Records from a data collection:

* * * * *

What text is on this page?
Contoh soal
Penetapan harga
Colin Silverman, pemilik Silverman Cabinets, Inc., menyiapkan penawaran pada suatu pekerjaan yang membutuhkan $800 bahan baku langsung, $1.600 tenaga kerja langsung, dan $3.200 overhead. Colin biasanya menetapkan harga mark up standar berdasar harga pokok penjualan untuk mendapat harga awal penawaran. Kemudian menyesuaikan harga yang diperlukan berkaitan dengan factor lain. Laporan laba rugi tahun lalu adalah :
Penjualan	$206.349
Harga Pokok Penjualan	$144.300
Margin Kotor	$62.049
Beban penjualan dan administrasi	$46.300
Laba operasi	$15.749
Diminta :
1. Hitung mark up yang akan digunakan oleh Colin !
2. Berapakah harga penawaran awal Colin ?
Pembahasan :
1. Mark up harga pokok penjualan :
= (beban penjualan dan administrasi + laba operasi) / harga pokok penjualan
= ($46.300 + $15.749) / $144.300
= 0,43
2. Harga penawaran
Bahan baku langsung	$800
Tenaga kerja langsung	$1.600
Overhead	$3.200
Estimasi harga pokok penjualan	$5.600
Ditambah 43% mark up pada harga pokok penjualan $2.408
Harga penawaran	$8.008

* * * * *

Exercise task:
All of the data needs to be reproduced exactly, with no line missing.

Exercise solution:
What text is on this page?
Contoh soal
Penetapan harga
Colin Silverman, pemilik Silverman Cabinets, Inc., menyiapkan penawaran pada suatu pekerjaan yang membutuhkan $800 bahan baku langsung, $1.600 tenaga kerja langsung, dan $3.200 overhead. Colin biasanya menetapkan harga mark up standar berdasar harga pokok penjualan untuk mendapat harga awal penawaran. Kemudian menyesuaikan harga yang diperlukan berkaitan dengan factor lain. Laporan laba rugi tahun lalu adalah :
Penjualan	$206.349
Harga Pokok Penjualan	$144.300
Margin Kotor	$62.049
Beban penjualan dan administrasi	$46.300
Laba operasi	$15.749
Diminta :
1. Hitung mark up yang akan digunakan oleh Colin !
2. Berapakah harga penawaran awal Colin ?
Pembahasan :
1. Mark up harga pokok penjualan :
= (beban penjualan dan administrasi + laba operasi) / harga pokok penjualan
= ($46.300 + $15.749) / $144.300
= 0,43
2. Harga penawaran
Bahan baku langsung	$800
Tenaga kerja langsung	$1.600
Overhead	$3.200
Estimasi harga pokok penjualan	$5.600
Ditambah 43% mark up pada harga pokok penjualan $2.408
Harga penawaran	$8.008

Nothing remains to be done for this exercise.